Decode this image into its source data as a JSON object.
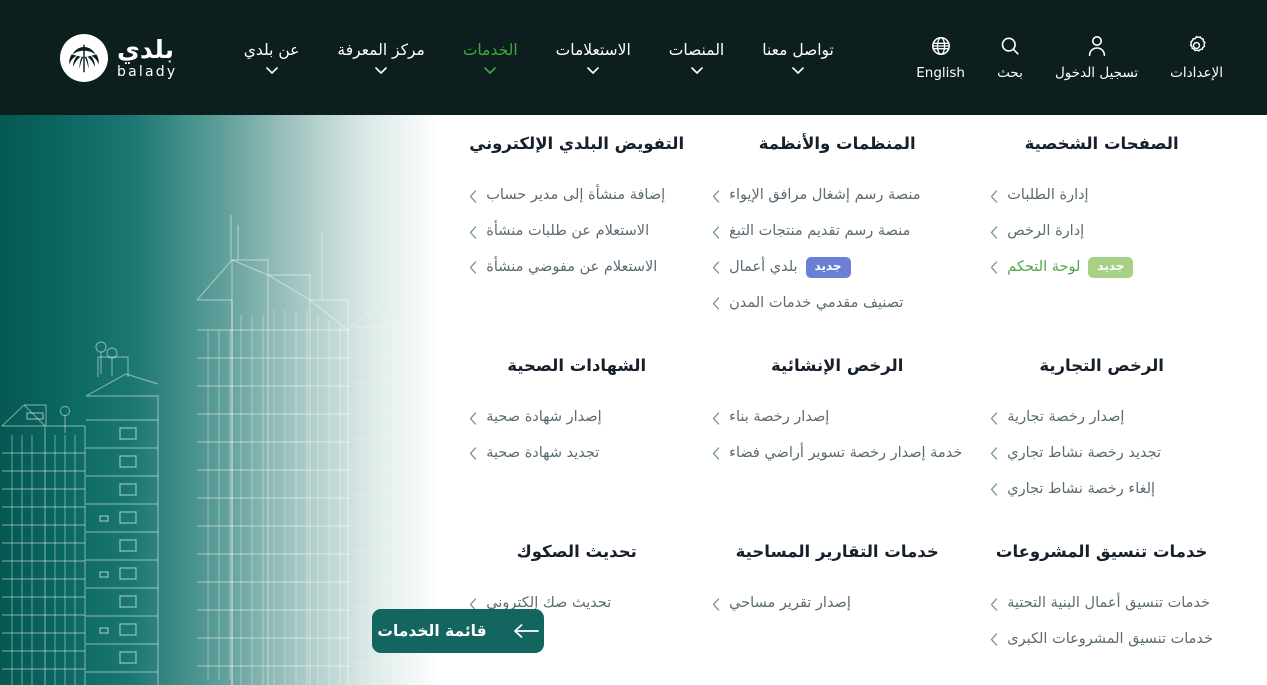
{
  "brand": {
    "name_ar": "بلدي",
    "name_en": "balady",
    "logo_icon": "palm-tree-icon",
    "header_bg": "#0c1e1d",
    "accent_green": "#3ea93c",
    "cta_teal": "#136560"
  },
  "nav": {
    "items": [
      {
        "label": "عن بلدي",
        "active": false,
        "has_caret": true
      },
      {
        "label": "مركز المعرفة",
        "active": false,
        "has_caret": true
      },
      {
        "label": "الخدمات",
        "active": true,
        "has_caret": true
      },
      {
        "label": "الاستعلامات",
        "active": false,
        "has_caret": true
      },
      {
        "label": "المنصات",
        "active": false,
        "has_caret": true
      },
      {
        "label": "تواصل معنا",
        "active": false,
        "has_caret": true
      }
    ]
  },
  "utils": {
    "items": [
      {
        "label": "English",
        "icon": "globe-icon"
      },
      {
        "label": "بحث",
        "icon": "search-icon"
      },
      {
        "label": "تسجيل الدخول",
        "icon": "user-icon"
      },
      {
        "label": "الإعدادات",
        "icon": "gear-icon"
      }
    ]
  },
  "mega_menu": {
    "sections": [
      {
        "title": "الصفحات الشخصية",
        "links": [
          {
            "label": "إدارة الطلبات",
            "badge": null,
            "highlight": false
          },
          {
            "label": "إدارة الرخص",
            "badge": null,
            "highlight": false
          },
          {
            "label": "لوحة التحكم",
            "badge": "جديد",
            "badge_color": "#a6d187",
            "highlight": true
          }
        ]
      },
      {
        "title": "المنظمات والأنظمة",
        "links": [
          {
            "label": "منصة رسم إشغال مرافق الإيواء",
            "badge": null,
            "highlight": false
          },
          {
            "label": "منصة رسم تقديم منتجات التبغ",
            "badge": null,
            "highlight": false
          },
          {
            "label": "بلدي أعمال",
            "badge": "جديد",
            "badge_color": "#6b7fd7",
            "highlight": false
          },
          {
            "label": "تصنيف مقدمي خدمات المدن",
            "badge": null,
            "highlight": false
          }
        ]
      },
      {
        "title": "التفويض البلدي الإلكتروني",
        "links": [
          {
            "label": "إضافة منشأة إلى مدير حساب",
            "badge": null,
            "highlight": false
          },
          {
            "label": "الاستعلام عن طلبات منشأة",
            "badge": null,
            "highlight": false
          },
          {
            "label": "الاستعلام عن مفوضي منشأة",
            "badge": null,
            "highlight": false
          }
        ]
      },
      {
        "title": "الرخص التجارية",
        "links": [
          {
            "label": "إصدار رخصة تجارية",
            "badge": null,
            "highlight": false
          },
          {
            "label": "تجديد رخصة نشاط تجاري",
            "badge": null,
            "highlight": false
          },
          {
            "label": "إلغاء رخصة نشاط تجاري",
            "badge": null,
            "highlight": false
          }
        ]
      },
      {
        "title": "الرخص الإنشائية",
        "links": [
          {
            "label": "إصدار رخصة بناء",
            "badge": null,
            "highlight": false
          },
          {
            "label": "خدمة إصدار رخصة تسوير أراضي فضاء",
            "badge": null,
            "highlight": false
          }
        ]
      },
      {
        "title": "الشهادات الصحية",
        "links": [
          {
            "label": "إصدار شهادة صحية",
            "badge": null,
            "highlight": false
          },
          {
            "label": "تجديد شهادة صحية",
            "badge": null,
            "highlight": false
          }
        ]
      },
      {
        "title": "خدمات تنسيق المشروعات",
        "links": [
          {
            "label": "خدمات تنسيق أعمال البنية التحتية",
            "badge": null,
            "highlight": false
          },
          {
            "label": "خدمات تنسيق المشروعات الكبرى",
            "badge": null,
            "highlight": false
          }
        ]
      },
      {
        "title": "خدمات التقارير المساحية",
        "links": [
          {
            "label": "إصدار تقرير مساحي",
            "badge": null,
            "highlight": false
          }
        ]
      },
      {
        "title": "تحديث الصكوك",
        "links": [
          {
            "label": "تحديث صك إلكتروني",
            "badge": null,
            "highlight": false
          }
        ]
      }
    ]
  },
  "cta": {
    "label": "قائمة الخدمات",
    "icon": "arrow-left-icon"
  }
}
====================
** Problem description **
Write the full listing out again with every line unchanged, but include no pictures.

** Solution for this exercise **
Decode this image into its source data as a JSON object.
{
  "brand": {
    "name_ar": "بلدي",
    "name_en": "balady",
    "logo_icon": "palm-tree-icon",
    "header_bg": "#0c1e1d",
    "accent_green": "#3ea93c",
    "cta_teal": "#136560"
  },
  "nav": {
    "items": [
      {
        "label": "عن بلدي",
        "active": false,
        "has_caret": true
      },
      {
        "label": "مركز المعرفة",
        "active": false,
        "has_caret": true
      },
      {
        "label": "الخدمات",
        "active": true,
        "has_caret": true
      },
      {
        "label": "الاستعلامات",
        "active": false,
        "has_caret": true
      },
      {
        "label": "المنصات",
        "active": false,
        "has_caret": true
      },
      {
        "label": "تواصل معنا",
        "active": false,
        "has_caret": true
      }
    ]
  },
  "utils": {
    "items": [
      {
        "label": "English",
        "icon": "globe-icon"
      },
      {
        "label": "بحث",
        "icon": "search-icon"
      },
      {
        "label": "تسجيل الدخول",
        "icon": "user-icon"
      },
      {
        "label": "الإعدادات",
        "icon": "gear-icon"
      }
    ]
  },
  "mega_menu": {
    "sections": [
      {
        "title": "الصفحات الشخصية",
        "links": [
          {
            "label": "إدارة الطلبات",
            "badge": null,
            "highlight": false
          },
          {
            "label": "إدارة الرخص",
            "badge": null,
            "highlight": false
          },
          {
            "label": "لوحة التحكم",
            "badge": "جديد",
            "badge_color": "#a6d187",
            "highlight": true
          }
        ]
      },
      {
        "title": "المنظمات والأنظمة",
        "links": [
          {
            "label": "منصة رسم إشغال مرافق الإيواء",
            "badge": null,
            "highlight": false
          },
          {
            "label": "منصة رسم تقديم منتجات التبغ",
            "badge": null,
            "highlight": false
          },
          {
            "label": "بلدي أعمال",
            "badge": "جديد",
            "badge_color": "#6b7fd7",
            "highlight": false
          },
          {
            "label": "تصنيف مقدمي خدمات المدن",
            "badge": null,
            "highlight": false
          }
        ]
      },
      {
        "title": "التفويض البلدي الإلكتروني",
        "links": [
          {
            "label": "إضافة منشأة إلى مدير حساب",
            "badge": null,
            "highlight": false
          },
          {
            "label": "الاستعلام عن طلبات منشأة",
            "badge": null,
            "highlight": false
          },
          {
            "label": "الاستعلام عن مفوضي منشأة",
            "badge": null,
            "highlight": false
          }
        ]
      },
      {
        "title": "الرخص التجارية",
        "links": [
          {
            "label": "إصدار رخصة تجارية",
            "badge": null,
            "highlight": false
          },
          {
            "label": "تجديد رخصة نشاط تجاري",
            "badge": null,
            "highlight": false
          },
          {
            "label": "إلغاء رخصة نشاط تجاري",
            "badge": null,
            "highlight": false
          }
        ]
      },
      {
        "title": "الرخص الإنشائية",
        "links": [
          {
            "label": "إصدار رخصة بناء",
            "badge": null,
            "highlight": false
          },
          {
            "label": "خدمة إصدار رخصة تسوير أراضي فضاء",
            "badge": null,
            "highlight": false
          }
        ]
      },
      {
        "title": "الشهادات الصحية",
        "links": [
          {
            "label": "إصدار شهادة صحية",
            "badge": null,
            "highlight": false
          },
          {
            "label": "تجديد شهادة صحية",
            "badge": null,
            "highlight": false
          }
        ]
      },
      {
        "title": "خدمات تنسيق المشروعات",
        "links": [
          {
            "label": "خدمات تنسيق أعمال البنية التحتية",
            "badge": null,
            "highlight": false
          },
          {
            "label": "خدمات تنسيق المشروعات الكبرى",
            "badge": null,
            "highlight": false
          }
        ]
      },
      {
        "title": "خدمات التقارير المساحية",
        "links": [
          {
            "label": "إصدار تقرير مساحي",
            "badge": null,
            "highlight": false
          }
        ]
      },
      {
        "title": "تحديث الصكوك",
        "links": [
          {
            "label": "تحديث صك إلكتروني",
            "badge": null,
            "highlight": false
          }
        ]
      }
    ]
  },
  "cta": {
    "label": "قائمة الخدمات",
    "icon": "arrow-left-icon"
  }
}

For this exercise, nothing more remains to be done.